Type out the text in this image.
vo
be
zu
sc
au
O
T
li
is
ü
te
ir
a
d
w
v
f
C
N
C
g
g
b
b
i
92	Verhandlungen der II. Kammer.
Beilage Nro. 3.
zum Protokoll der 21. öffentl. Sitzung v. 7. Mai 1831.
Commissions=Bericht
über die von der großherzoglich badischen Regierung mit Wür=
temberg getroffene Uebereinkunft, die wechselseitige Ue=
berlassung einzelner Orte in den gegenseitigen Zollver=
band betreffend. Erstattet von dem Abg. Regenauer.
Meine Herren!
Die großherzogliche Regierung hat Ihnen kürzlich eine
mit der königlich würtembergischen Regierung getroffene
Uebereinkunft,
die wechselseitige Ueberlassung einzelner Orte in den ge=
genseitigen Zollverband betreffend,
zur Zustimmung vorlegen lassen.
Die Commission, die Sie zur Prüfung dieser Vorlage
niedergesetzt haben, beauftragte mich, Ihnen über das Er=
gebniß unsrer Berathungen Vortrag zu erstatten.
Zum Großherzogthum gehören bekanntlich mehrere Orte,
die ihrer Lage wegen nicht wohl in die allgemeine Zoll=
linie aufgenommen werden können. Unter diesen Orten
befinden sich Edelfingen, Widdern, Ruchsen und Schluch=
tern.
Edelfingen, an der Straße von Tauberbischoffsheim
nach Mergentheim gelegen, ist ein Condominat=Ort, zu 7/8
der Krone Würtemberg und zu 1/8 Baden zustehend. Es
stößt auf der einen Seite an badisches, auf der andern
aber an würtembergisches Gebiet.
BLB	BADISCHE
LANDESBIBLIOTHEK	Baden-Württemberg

==============================

» **EXERCISE**
Every line of the data above is to be repeated exactly.

» **SOLUTION FOR THIS TASK**
Type out the text in this image.
vo
be
zu
sc
au
O
T
li
is
ü
te
ir
a
d
w
v
f
C
N
C
g
g
b
b
i
92	Verhandlungen der II. Kammer.
Beilage Nro. 3.
zum Protokoll der 21. öffentl. Sitzung v. 7. Mai 1831.
Commissions=Bericht
über die von der großherzoglich badischen Regierung mit Wür=
temberg getroffene Uebereinkunft, die wechselseitige Ue=
berlassung einzelner Orte in den gegenseitigen Zollver=
band betreffend. Erstattet von dem Abg. Regenauer.
Meine Herren!
Die großherzogliche Regierung hat Ihnen kürzlich eine
mit der königlich würtembergischen Regierung getroffene
Uebereinkunft,
die wechselseitige Ueberlassung einzelner Orte in den ge=
genseitigen Zollverband betreffend,
zur Zustimmung vorlegen lassen.
Die Commission, die Sie zur Prüfung dieser Vorlage
niedergesetzt haben, beauftragte mich, Ihnen über das Er=
gebniß unsrer Berathungen Vortrag zu erstatten.
Zum Großherzogthum gehören bekanntlich mehrere Orte,
die ihrer Lage wegen nicht wohl in die allgemeine Zoll=
linie aufgenommen werden können. Unter diesen Orten
befinden sich Edelfingen, Widdern, Ruchsen und Schluch=
tern.
Edelfingen, an der Straße von Tauberbischoffsheim
nach Mergentheim gelegen, ist ein Condominat=Ort, zu 7/8
der Krone Würtemberg und zu 1/8 Baden zustehend. Es
stößt auf der einen Seite an badisches, auf der andern
aber an würtembergisches Gebiet.
BLB	BADISCHE
LANDESBIBLIOTHEK	Baden-Württemberg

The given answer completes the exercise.